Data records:
'''
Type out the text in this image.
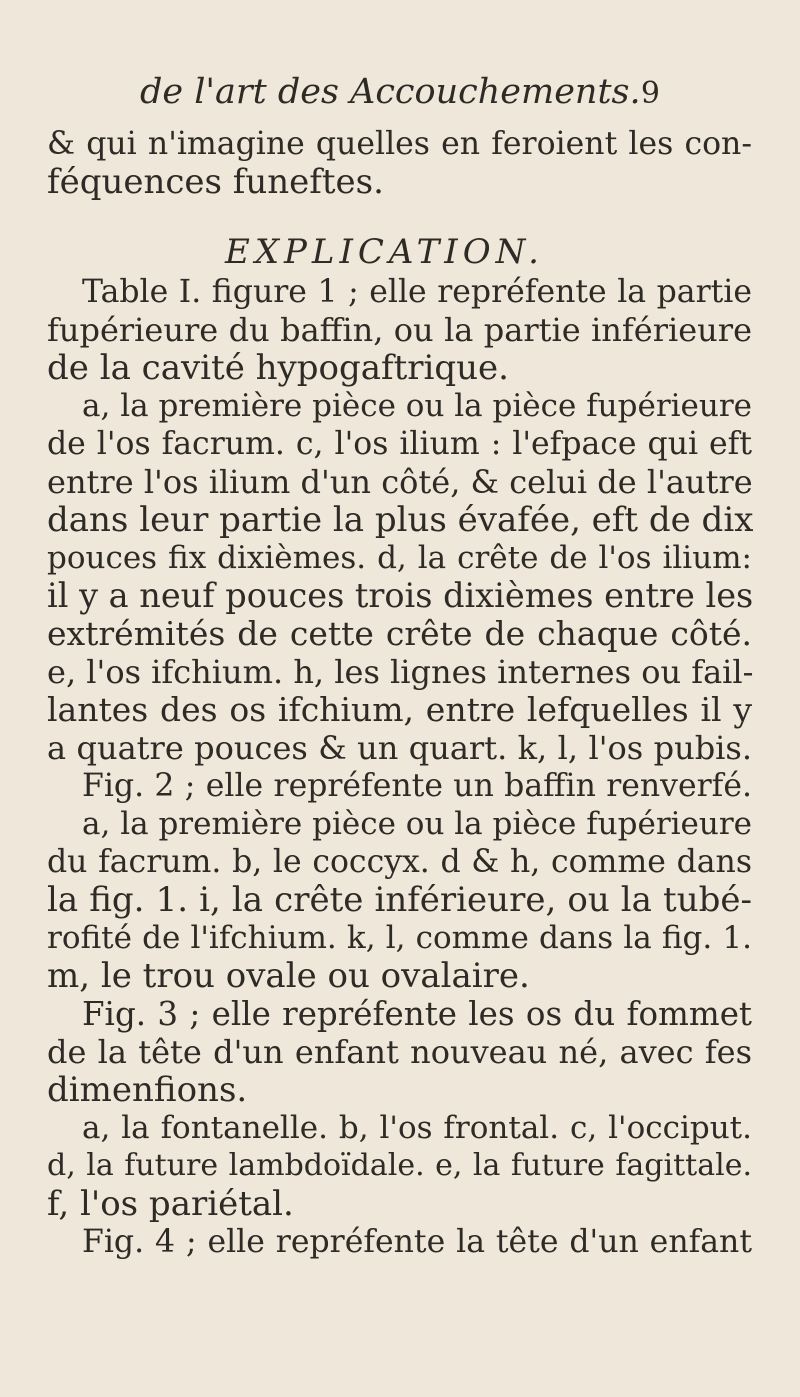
de l'art des Accouchements. 9
& qui n'imagine quelles en feroient les con-
féquences funeftes.
EXPLICATION.
Table I. figure 1 ; elle repréfente la partie
fupérieure du baffin, ou la partie inférieure
de la cavité hypogaftrique.
a, la première pièce ou la pièce fupérieure
de l'os facrum. c, l'os ilium : l'efpace qui eft
entre l'os ilium d'un côté, & celui de l'autre
dans leur partie la plus évafée, eft de dix
pouces fix dixièmes. d, la crête de l'os ilium:
il y a neuf pouces trois dixièmes entre les
extrémités de cette crête de chaque côté.
e, l'os ifchium. h, les lignes internes ou fail-
lantes des os ifchium, entre lefquelles il y
a quatre pouces & un quart. k, l, l'os pubis.
Fig. 2 ; elle repréfente un baffin renverfé.
a, la première pièce ou la pièce fupérieure
du facrum. b, le coccyx. d & h, comme dans
la fig. 1. i, la crête inférieure, ou la tubé-
rofité de l'ifchium. k, l, comme dans la fig. 1.
m, le trou ovale ou ovalaire.
Fig. 3 ; elle repréfente les os du fommet
de la tête d'un enfant nouveau né, avec fes
dimenfions.
a, la fontanelle. b, l'os frontal. c, l'occiput.
d, la future lambdoïdale. e, la future fagittale.
f, l'os pariétal.
Fig. 4 ; elle repréfente la tête d'un enfant
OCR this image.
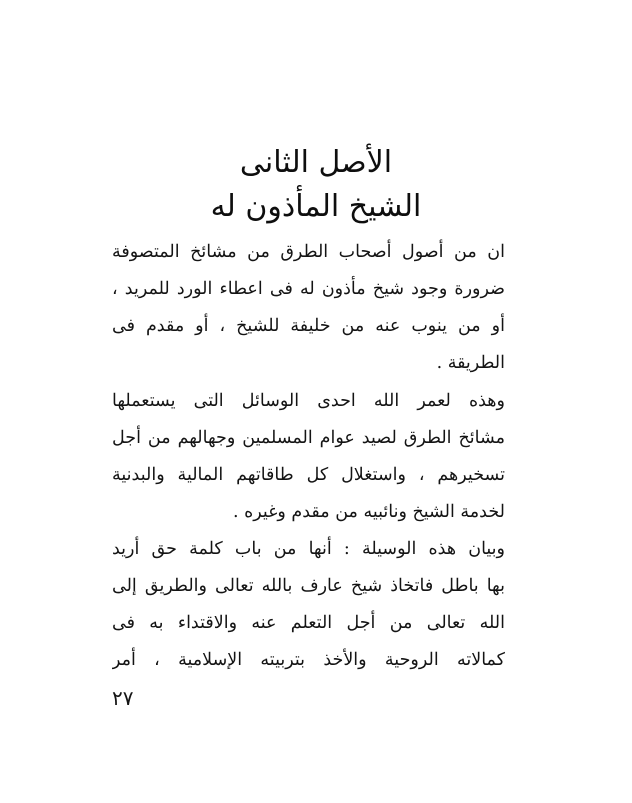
الأصل الثانى
الشيخ المأذون له
ان من أصول أصحاب الطرق من مشائخ المتصوفة
ضرورة وجود شيخ مأذون له فى اعطاء الورد للمريد ،
أو من ينوب عنه من خليفة للشيخ ، أو مقدم فى
الطريقة .
وهذه لعمر الله احدى الوسائل التى يستعملها
مشائخ الطرق لصيد عوام المسلمين وجهالهم من أجل
تسخيرهم ، واستغلال كل طاقاتهم المالية والبدنية
لخدمة الشيخ ونائبيه من مقدم وغيره .
وبيان هذه الوسيلة : أنها من باب كلمة حق أريد
بها باطل فاتخاذ شيخ عارف بالله تعالى والطريق إلى
الله تعالى من أجل التعلم عنه والاقتداء به فى
كمالاته الروحية والأخذ بتربيته الإسلامية ، أمر
٢٧
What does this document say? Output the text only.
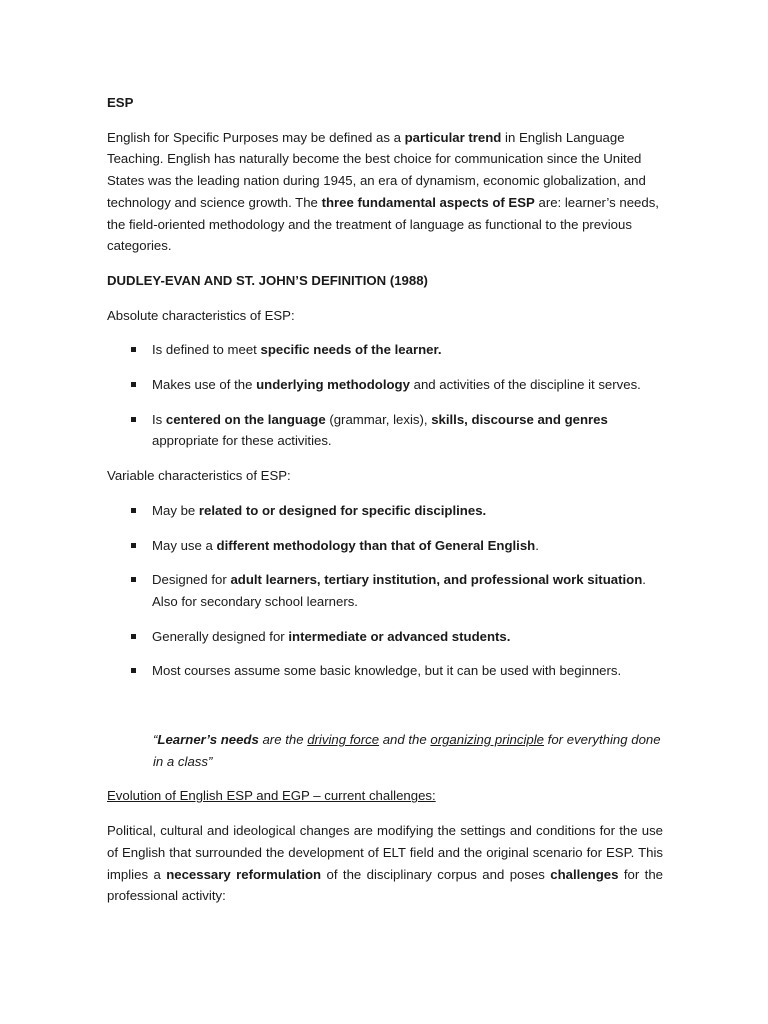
ESP

English for Specific Purposes may be defined as a particular trend in English Language Teaching. English has naturally become the best choice for communication since the United States was the leading nation during 1945, an era of dynamism, economic globalization, and technology and science growth. The three fundamental aspects of ESP are: learner’s needs, the field-oriented methodology and the treatment of language as functional to the previous categories.

DUDLEY-EVAN AND ST. JOHN’S DEFINITION (1988)

Absolute characteristics of ESP:

Is defined to meet specific needs of the learner.

Makes use of the underlying methodology and activities of the discipline it serves.

Is centered on the language (grammar, lexis), skills, discourse and genres appropriate for these activities.

Variable characteristics of ESP:

May be related to or designed for specific disciplines.

May use a different methodology than that of General English.

Designed for adult learners, tertiary institution, and professional work situation. Also for secondary school learners.

Generally designed for intermediate or advanced students.

Most courses assume some basic knowledge, but it can be used with beginners.

“Learner’s needs are the driving force and the organizing principle for everything done in a class”

Evolution of English ESP and EGP – current challenges:

Political, cultural and ideological changes are modifying the settings and conditions for the use of English that surrounded the development of ELT field and the original scenario for ESP. This implies a necessary reformulation of the disciplinary corpus and poses challenges for the professional activity:
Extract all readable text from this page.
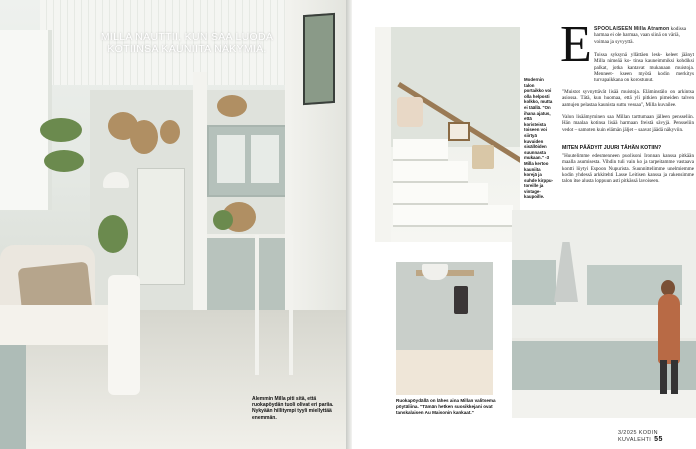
MILLA NAUTTII, KUN SAA LUODA KOTIINSA KAUNIITA NÄKYMIÄ.
Alemmin Milla piti sitä, että ruokapöydän tuoli olivat eri pariia. Nykyään hillitympi tyyli miellyttää enemmän.
Modernin talon portaikko voi olla helposti kolkko, mutta ei täällä. "On ihana ajatus, että koristeista toiseen voi siirtyä kuvuiden sisällöiden suunnasta mukaan." -3 Milla kertoo kauniita korejä ja suhde kirppu- toreille ja vintage- kaupoille.
E SPOOLAISEEN Milla Atramon kodissa harmaa ei ole harmaa, vaan siinä on väriä, voimaa ja syvyyttä.
Toissa syksynä yllättäen lesk- keleet jäänyt Milla nimeää ko- tinsa kauneimmiksi kohdiksi palkat, jotka kantavat mukanaan muistoja. Menneet- kseen myötä kodin merkitys turvapaikkana on korostunut.
"Muistot syvnyttävät lisää muistoja. Eläminstälo on arkintsa asiossa. Tätä, kun huomaa, että yli pitkien pimeiden talven aamujen pelastaa kaunista suttu vessaa", Milla kuvailee.
Valon lisäämyminen saa Millan tarttumaan jälleen pensseliin. Hän maalaa kotinsa lisää harmaan freistä sävyjä. Pensseliin vedot – samoten kuin elämän jäljet – saavat jäädä näkyviin.
MITEN PÄÄDYIT JUURI TÄHÄN KOTIIN?
"Huutelimme edesmenneen puolisoni Ironnan kanssa pitkään maalla asumisesta. Vihdin tuli vain ko ja tarpeitamme vastaava kontti löytyi Espoon Nupurista. Suunnittelimme unelmiemme kodin yhdessä arkkitehti Lasse Leitisen kanssa ja rakensimme talon itse alusta loppuun asti pitkässä lavoiseen.
Ruokapöydällä on lähes aina Millan valitsema pöytäliina. "Tämän hetken suosikkejani ovat tanskalaisen Au Maisonin kankaat."
3/2025 KODIN KUVALEHTI 55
'''
Exercise task: Read the data above and pull out each line that holds the string "activities".

Exercise solution:
Makes use of the underlying methodology and activities of the discipline it serves.
Is centered on the language (grammar, lexis), skills, discourse and genres appropriate for these activities.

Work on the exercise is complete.